GIVEN TASK: Leave out the pictures and copy everything else in the entries exactly.

──────────

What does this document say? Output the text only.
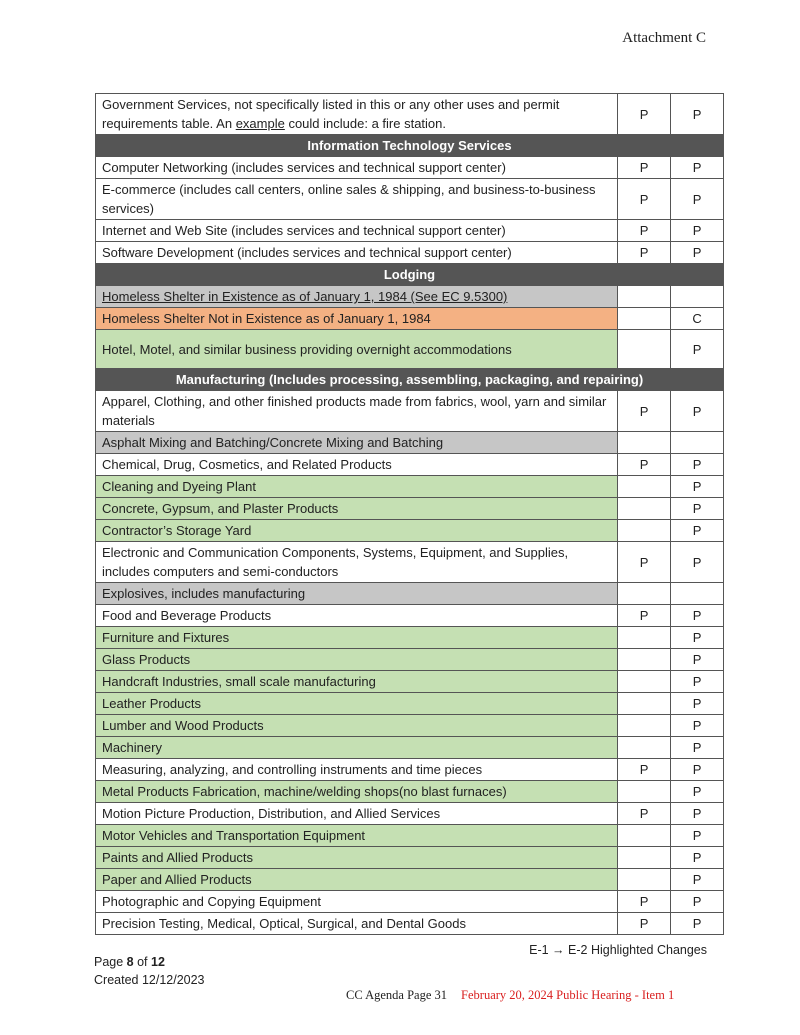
Attachment C
Government Services, not specifically listed in this or any other uses and permit requirements table. An example could include: a fire station.	P	P
Information Technology Services		
Computer Networking (includes services and technical support center)	P	P
E-commerce (includes call centers, online sales & shipping, and business-to-business services)	P	P
Internet and Web Site (includes services and technical support center)	P	P
Software Development (includes services and technical support center)	P	P
Lodging		
Homeless Shelter in Existence as of January 1, 1984 (See EC 9.5300)		
Homeless Shelter Not in Existence as of January 1, 1984		C
Hotel, Motel, and similar business providing overnight accommodations		P
Manufacturing (Includes processing, assembling, packaging, and repairing)		
Apparel, Clothing, and other finished products made from fabrics, wool, yarn and similar materials	P	P
Asphalt Mixing and Batching/Concrete Mixing and Batching		
Chemical, Drug, Cosmetics, and Related Products	P	P
Cleaning and Dyeing Plant		P
Concrete, Gypsum, and Plaster Products		P
Contractor’s Storage Yard		P
Electronic and Communication Components, Systems, Equipment, and Supplies, includes computers and semi-conductors	P	P
Explosives, includes manufacturing		
Food and Beverage Products	P	P
Furniture and Fixtures		P
Glass Products		P
Handcraft Industries, small scale manufacturing		P
Leather Products		P
Lumber and Wood Products		P
Machinery		P
Measuring, analyzing, and controlling instruments and time pieces	P	P
Metal Products Fabrication, machine/welding shops(no blast furnaces)		P
Motion Picture Production, Distribution, and Allied Services	P	P
Motor Vehicles and Transportation Equipment		P
Paints and Allied Products		P
Paper and Allied Products		P
Photographic and Copying Equipment	P	P
Precision Testing, Medical, Optical, Surgical, and Dental Goods	P	P
E-1 → E-2 Highlighted Changes
Page 8 of 12
Created 12/12/2023
CC Agenda Page 31 February 20, 2024 Public Hearing - Item 1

──────────

FINAL RESULT:
What does this document say? Output the text only.
Attachment C
Government Services, not specifically listed in this or any other uses and permit requirements table. An example could include: a fire station.	P	P
Information Technology Services		
Computer Networking (includes services and technical support center)	P	P
E-commerce (includes call centers, online sales & shipping, and business-to-business services)	P	P
Internet and Web Site (includes services and technical support center)	P	P
Software Development (includes services and technical support center)	P	P
Lodging		
Homeless Shelter in Existence as of January 1, 1984 (See EC 9.5300)		
Homeless Shelter Not in Existence as of January 1, 1984		C
Hotel, Motel, and similar business providing overnight accommodations		P
Manufacturing (Includes processing, assembling, packaging, and repairing)		
Apparel, Clothing, and other finished products made from fabrics, wool, yarn and similar materials	P	P
Asphalt Mixing and Batching/Concrete Mixing and Batching		
Chemical, Drug, Cosmetics, and Related Products	P	P
Cleaning and Dyeing Plant		P
Concrete, Gypsum, and Plaster Products		P
Contractor’s Storage Yard		P
Electronic and Communication Components, Systems, Equipment, and Supplies, includes computers and semi-conductors	P	P
Explosives, includes manufacturing		
Food and Beverage Products	P	P
Furniture and Fixtures		P
Glass Products		P
Handcraft Industries, small scale manufacturing		P
Leather Products		P
Lumber and Wood Products		P
Machinery		P
Measuring, analyzing, and controlling instruments and time pieces	P	P
Metal Products Fabrication, machine/welding shops(no blast furnaces)		P
Motion Picture Production, Distribution, and Allied Services	P	P
Motor Vehicles and Transportation Equipment		P
Paints and Allied Products		P
Paper and Allied Products		P
Photographic and Copying Equipment	P	P
Precision Testing, Medical, Optical, Surgical, and Dental Goods	P	P
E-1 → E-2 Highlighted Changes
Page 8 of 12
Created 12/12/2023
CC Agenda Page 31 February 20, 2024 Public Hearing - Item 1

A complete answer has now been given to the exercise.